■ **WHAT THE EXERCISE ASKS**
Locate all lines with the word "their" and copy them out.

■ **ENTRIES SUPPLIED**
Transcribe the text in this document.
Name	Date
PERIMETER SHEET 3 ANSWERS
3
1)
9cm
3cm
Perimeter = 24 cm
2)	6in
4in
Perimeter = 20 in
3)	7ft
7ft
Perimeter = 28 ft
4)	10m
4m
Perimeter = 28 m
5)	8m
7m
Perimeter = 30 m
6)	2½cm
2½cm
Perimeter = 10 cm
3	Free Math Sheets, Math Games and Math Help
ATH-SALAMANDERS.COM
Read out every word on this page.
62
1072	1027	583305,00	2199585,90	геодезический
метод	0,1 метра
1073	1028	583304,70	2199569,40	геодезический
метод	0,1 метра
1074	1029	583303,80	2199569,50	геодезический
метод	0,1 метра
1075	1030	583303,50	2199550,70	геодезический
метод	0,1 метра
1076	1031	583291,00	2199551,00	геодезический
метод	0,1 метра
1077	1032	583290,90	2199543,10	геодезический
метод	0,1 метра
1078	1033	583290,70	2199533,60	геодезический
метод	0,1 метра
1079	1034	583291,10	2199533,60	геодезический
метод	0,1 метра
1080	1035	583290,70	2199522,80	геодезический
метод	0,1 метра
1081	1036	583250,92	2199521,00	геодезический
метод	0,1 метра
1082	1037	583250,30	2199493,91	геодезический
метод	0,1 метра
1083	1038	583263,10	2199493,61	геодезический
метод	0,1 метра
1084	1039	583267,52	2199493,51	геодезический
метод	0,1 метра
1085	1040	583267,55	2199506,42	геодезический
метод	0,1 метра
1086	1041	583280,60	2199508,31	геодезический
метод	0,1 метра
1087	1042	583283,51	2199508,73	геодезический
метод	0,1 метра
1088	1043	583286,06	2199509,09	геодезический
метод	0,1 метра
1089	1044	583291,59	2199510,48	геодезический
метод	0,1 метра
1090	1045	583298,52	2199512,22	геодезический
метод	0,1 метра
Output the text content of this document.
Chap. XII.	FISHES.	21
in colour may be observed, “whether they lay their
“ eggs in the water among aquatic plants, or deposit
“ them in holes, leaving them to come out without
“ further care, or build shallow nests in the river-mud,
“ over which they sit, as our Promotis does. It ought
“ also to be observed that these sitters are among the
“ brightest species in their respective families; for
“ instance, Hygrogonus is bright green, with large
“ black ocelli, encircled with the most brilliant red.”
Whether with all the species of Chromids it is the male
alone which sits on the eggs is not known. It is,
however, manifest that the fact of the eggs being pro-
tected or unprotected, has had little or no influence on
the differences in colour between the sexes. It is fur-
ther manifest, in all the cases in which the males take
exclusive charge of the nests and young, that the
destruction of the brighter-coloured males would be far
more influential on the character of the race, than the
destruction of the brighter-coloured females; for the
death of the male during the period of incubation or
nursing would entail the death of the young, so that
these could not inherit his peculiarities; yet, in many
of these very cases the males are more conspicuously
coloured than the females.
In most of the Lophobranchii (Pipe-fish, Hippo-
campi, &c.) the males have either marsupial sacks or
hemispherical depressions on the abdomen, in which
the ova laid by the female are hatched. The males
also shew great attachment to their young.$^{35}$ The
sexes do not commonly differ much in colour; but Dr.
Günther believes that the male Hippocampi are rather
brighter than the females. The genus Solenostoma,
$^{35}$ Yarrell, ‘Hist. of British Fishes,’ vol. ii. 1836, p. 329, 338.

■ **RESULT OF THE EXERCISE**
in colour may be observed, “whether they lay their
“ brightest species in their respective families; for
also shew great attachment to their young.$^{35}$ The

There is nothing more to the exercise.